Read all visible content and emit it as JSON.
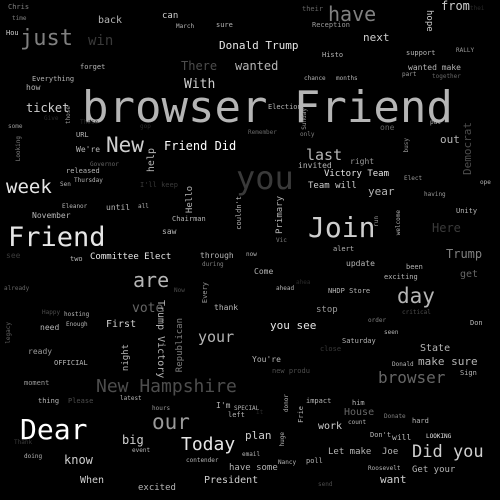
{
  "words": [
    "browser Friend",
    "Dear",
    "Friend",
    "Join",
    "you",
    "have",
    "just",
    "New",
    "week",
    "are",
    "day",
    "our",
    "Today",
    "Did you",
    "New Hampshire",
    "browser",
    "last",
    "your",
    "Donald Trump",
    "Friend Did",
    "win",
    "With",
    "wanted",
    "There",
    "from",
    "next",
    "ticket",
    "Committee Elect",
    "Victory Team",
    "Team will",
    "Trump",
    "make sure",
    "Here",
    "vote",
    "know",
    "big",
    "you see",
    "First",
    "Trump Victory",
    "State",
    "get",
    "Primary",
    "Democrat",
    "out",
    "help",
    "Republican",
    "night",
    "plan",
    "work",
    "hope",
    "can",
    "back",
    "Hello",
    "invited",
    "year",
    "When",
    "excited",
    "President",
    "have some",
    "Get your",
    "want",
    "Let make",
    "Joe",
    "House",
    "NHDP Store",
    "Saturday",
    "Come",
    "thank",
    "update",
    "alert",
    "stop",
    "been",
    "exciting",
    "Election",
    "Chris",
    "time",
    "Hou",
    "March",
    "sure",
    "their",
    "Reception",
    "Histo",
    "support",
    "RALLY",
    "wanted make",
    "together",
    "part",
    "chance",
    "months",
    "Everything",
    "forget",
    "how",
    "some",
    "Looking",
    "released",
    "We're",
    "Governor",
    "Sen",
    "Thursday",
    "November",
    "Eleanor",
    "until",
    "all",
    "Chairman",
    "saw",
    "through",
    "during",
    "now",
    "two",
    "couldn't",
    "Vic",
    "right",
    "Elect",
    "having",
    "Unity",
    "ope",
    "welcome",
    "run",
    "only",
    "Remember",
    "one",
    "busy",
    "put",
    "already",
    "Happy",
    "hosting",
    "Enough",
    "need",
    "ready",
    "OFFICIAL",
    "moment",
    "thing",
    "Please",
    "latest",
    "hours",
    "I'm",
    "SPECIAL",
    "left",
    "email",
    "huge",
    "donor",
    "Frie",
    "impact",
    "him",
    "count",
    "Donate",
    "hard",
    "Don't",
    "will",
    "LOOKING",
    "Donald",
    "Sign",
    "Don",
    "critical",
    "seen",
    "order",
    "close",
    "You're",
    "new produ",
    "ahead",
    "Every",
    "I'll keep",
    "Now",
    "event",
    "contender",
    "doing",
    "Nancy",
    "poll",
    "send",
    "Roosevelt",
    "Thank",
    "legacy",
    "URL",
    "those",
    "Sunday",
    "Those",
    "see",
    "gop",
    "thei",
    "ahea",
    "Give",
    "it"
  ]
}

- [Problem statement]:
Your job is to transcribe the entries above exactly; skip the pictures.

- [Full response]:
Read all visible content and emit it as JSON.
{
  "words": [
    "browser Friend",
    "Dear",
    "Friend",
    "Join",
    "you",
    "have",
    "just",
    "New",
    "week",
    "are",
    "day",
    "our",
    "Today",
    "Did you",
    "New Hampshire",
    "browser",
    "last",
    "your",
    "Donald Trump",
    "Friend Did",
    "win",
    "With",
    "wanted",
    "There",
    "from",
    "next",
    "ticket",
    "Committee Elect",
    "Victory Team",
    "Team will",
    "Trump",
    "make sure",
    "Here",
    "vote",
    "know",
    "big",
    "you see",
    "First",
    "Trump Victory",
    "State",
    "get",
    "Primary",
    "Democrat",
    "out",
    "help",
    "Republican",
    "night",
    "plan",
    "work",
    "hope",
    "can",
    "back",
    "Hello",
    "invited",
    "year",
    "When",
    "excited",
    "President",
    "have some",
    "Get your",
    "want",
    "Let make",
    "Joe",
    "House",
    "NHDP Store",
    "Saturday",
    "Come",
    "thank",
    "update",
    "alert",
    "stop",
    "been",
    "exciting",
    "Election",
    "Chris",
    "time",
    "Hou",
    "March",
    "sure",
    "their",
    "Reception",
    "Histo",
    "support",
    "RALLY",
    "wanted make",
    "together",
    "part",
    "chance",
    "months",
    "Everything",
    "forget",
    "how",
    "some",
    "Looking",
    "released",
    "We're",
    "Governor",
    "Sen",
    "Thursday",
    "November",
    "Eleanor",
    "until",
    "all",
    "Chairman",
    "saw",
    "through",
    "during",
    "now",
    "two",
    "couldn't",
    "Vic",
    "right",
    "Elect",
    "having",
    "Unity",
    "ope",
    "welcome",
    "run",
    "only",
    "Remember",
    "one",
    "busy",
    "put",
    "already",
    "Happy",
    "hosting",
    "Enough",
    "need",
    "ready",
    "OFFICIAL",
    "moment",
    "thing",
    "Please",
    "latest",
    "hours",
    "I'm",
    "SPECIAL",
    "left",
    "email",
    "huge",
    "donor",
    "Frie",
    "impact",
    "him",
    "count",
    "Donate",
    "hard",
    "Don't",
    "will",
    "LOOKING",
    "Donald",
    "Sign",
    "Don",
    "critical",
    "seen",
    "order",
    "close",
    "You're",
    "new produ",
    "ahead",
    "Every",
    "I'll keep",
    "Now",
    "event",
    "contender",
    "doing",
    "Nancy",
    "poll",
    "send",
    "Roosevelt",
    "Thank",
    "legacy",
    "URL",
    "those",
    "Sunday",
    "Those",
    "see",
    "gop",
    "thei",
    "ahea",
    "Give",
    "it"
  ]
}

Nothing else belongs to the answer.